[Instruction]: Restate the whole of the material. Keep every word, and drop the pictures.
-=-=-=-=-
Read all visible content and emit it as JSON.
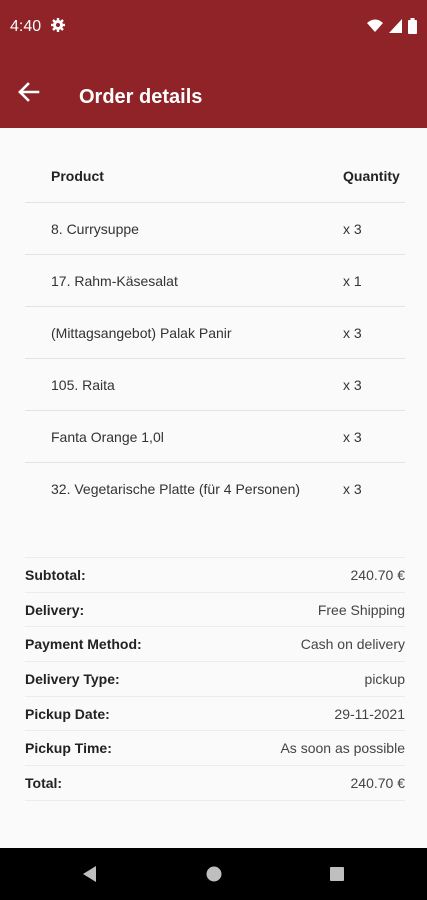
{
  "status": {
    "time": "4:40"
  },
  "appbar": {
    "title": "Order details"
  },
  "products": {
    "header": {
      "product": "Product",
      "quantity": "Quantity"
    },
    "items": [
      {
        "name": "8. Currysuppe",
        "qty": "x 3"
      },
      {
        "name": "17. Rahm-Käsesalat",
        "qty": "x 1"
      },
      {
        "name": "(Mittagsangebot) Palak Panir",
        "qty": "x 3"
      },
      {
        "name": "105. Raita",
        "qty": "x 3"
      },
      {
        "name": "Fanta Orange 1,0l",
        "qty": "x 3"
      },
      {
        "name": "32. Vegetarische Platte (für 4 Personen)",
        "qty": "x 3"
      }
    ]
  },
  "summary": [
    {
      "label": "Subtotal:",
      "value": "240.70 €"
    },
    {
      "label": "Delivery:",
      "value": "Free Shipping"
    },
    {
      "label": "Payment Method:",
      "value": "Cash on delivery"
    },
    {
      "label": "Delivery Type:",
      "value": "pickup"
    },
    {
      "label": "Pickup Date:",
      "value": "29-11-2021"
    },
    {
      "label": "Pickup Time:",
      "value": "As soon as possible"
    },
    {
      "label": "Total:",
      "value": "240.70 €"
    }
  ],
  "colors": {
    "primary": "#8f2328"
  },
  "icons": {
    "status": [
      "gear-icon",
      "wifi-icon",
      "signal-icon",
      "battery-icon"
    ],
    "appbar": "back-arrow-icon",
    "nav": [
      "nav-back-icon",
      "nav-home-icon",
      "nav-recents-icon"
    ]
  }
}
-=-=-=-=-
[Exercise solution]:
Read all visible content and emit it as JSON.
{
  "status": {
    "time": "4:40"
  },
  "appbar": {
    "title": "Order details"
  },
  "products": {
    "header": {
      "product": "Product",
      "quantity": "Quantity"
    },
    "items": [
      {
        "name": "8. Currysuppe",
        "qty": "x 3"
      },
      {
        "name": "17. Rahm-Käsesalat",
        "qty": "x 1"
      },
      {
        "name": "(Mittagsangebot) Palak Panir",
        "qty": "x 3"
      },
      {
        "name": "105. Raita",
        "qty": "x 3"
      },
      {
        "name": "Fanta Orange 1,0l",
        "qty": "x 3"
      },
      {
        "name": "32. Vegetarische Platte (für 4 Personen)",
        "qty": "x 3"
      }
    ]
  },
  "summary": [
    {
      "label": "Subtotal:",
      "value": "240.70 €"
    },
    {
      "label": "Delivery:",
      "value": "Free Shipping"
    },
    {
      "label": "Payment Method:",
      "value": "Cash on delivery"
    },
    {
      "label": "Delivery Type:",
      "value": "pickup"
    },
    {
      "label": "Pickup Date:",
      "value": "29-11-2021"
    },
    {
      "label": "Pickup Time:",
      "value": "As soon as possible"
    },
    {
      "label": "Total:",
      "value": "240.70 €"
    }
  ],
  "colors": {
    "primary": "#8f2328"
  },
  "icons": {
    "status": [
      "gear-icon",
      "wifi-icon",
      "signal-icon",
      "battery-icon"
    ],
    "appbar": "back-arrow-icon",
    "nav": [
      "nav-back-icon",
      "nav-home-icon",
      "nav-recents-icon"
    ]
  }
}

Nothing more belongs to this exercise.